>> Begin Data

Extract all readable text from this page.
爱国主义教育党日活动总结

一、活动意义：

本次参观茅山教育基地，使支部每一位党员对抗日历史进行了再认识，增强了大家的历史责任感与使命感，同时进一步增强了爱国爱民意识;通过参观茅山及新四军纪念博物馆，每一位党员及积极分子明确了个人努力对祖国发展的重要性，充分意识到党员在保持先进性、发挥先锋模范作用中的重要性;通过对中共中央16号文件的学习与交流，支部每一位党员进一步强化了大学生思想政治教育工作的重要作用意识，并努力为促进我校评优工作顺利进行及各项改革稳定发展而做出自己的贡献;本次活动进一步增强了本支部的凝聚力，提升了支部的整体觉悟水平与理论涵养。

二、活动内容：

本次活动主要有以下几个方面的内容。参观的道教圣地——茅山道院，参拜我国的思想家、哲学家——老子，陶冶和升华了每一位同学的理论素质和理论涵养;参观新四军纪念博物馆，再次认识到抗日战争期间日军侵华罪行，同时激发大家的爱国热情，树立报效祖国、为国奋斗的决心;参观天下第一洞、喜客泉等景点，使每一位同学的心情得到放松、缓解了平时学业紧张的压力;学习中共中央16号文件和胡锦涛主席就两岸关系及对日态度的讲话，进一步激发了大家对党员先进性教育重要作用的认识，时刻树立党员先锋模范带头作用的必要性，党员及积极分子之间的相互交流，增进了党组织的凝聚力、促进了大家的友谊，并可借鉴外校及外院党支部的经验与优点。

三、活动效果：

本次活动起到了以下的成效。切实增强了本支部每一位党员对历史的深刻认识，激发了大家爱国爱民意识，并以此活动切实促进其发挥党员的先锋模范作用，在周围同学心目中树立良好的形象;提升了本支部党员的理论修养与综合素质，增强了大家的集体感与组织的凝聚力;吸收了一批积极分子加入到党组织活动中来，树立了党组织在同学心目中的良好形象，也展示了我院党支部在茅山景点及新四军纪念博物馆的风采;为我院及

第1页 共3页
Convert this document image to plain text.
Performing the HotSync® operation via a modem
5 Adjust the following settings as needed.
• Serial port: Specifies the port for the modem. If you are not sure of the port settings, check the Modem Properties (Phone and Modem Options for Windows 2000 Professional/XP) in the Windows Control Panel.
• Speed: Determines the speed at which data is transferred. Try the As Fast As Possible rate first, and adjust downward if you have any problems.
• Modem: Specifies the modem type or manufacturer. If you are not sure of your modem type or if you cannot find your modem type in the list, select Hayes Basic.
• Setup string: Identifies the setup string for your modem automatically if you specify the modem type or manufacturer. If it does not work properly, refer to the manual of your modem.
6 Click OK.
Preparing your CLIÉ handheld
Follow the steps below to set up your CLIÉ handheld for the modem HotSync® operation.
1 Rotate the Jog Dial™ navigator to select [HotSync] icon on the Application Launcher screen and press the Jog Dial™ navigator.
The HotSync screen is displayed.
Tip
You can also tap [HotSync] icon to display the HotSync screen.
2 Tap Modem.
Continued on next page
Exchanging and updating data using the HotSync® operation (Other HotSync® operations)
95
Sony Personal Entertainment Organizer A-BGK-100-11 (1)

>> End Data

### Exercise instructions
Reproduce each line from the records that contains the word "sure".

### Response
• Serial port: Specifies the port for the modem. If you are not sure of the port settings, check the Modem Properties (Phone and Modem Options for Windows 2000 Professional/XP) in the Windows Control Panel.
• Modem: Specifies the modem type or manufacturer. If you are not sure of your modem type or if you cannot find your modem type in the list, select Hayes Basic.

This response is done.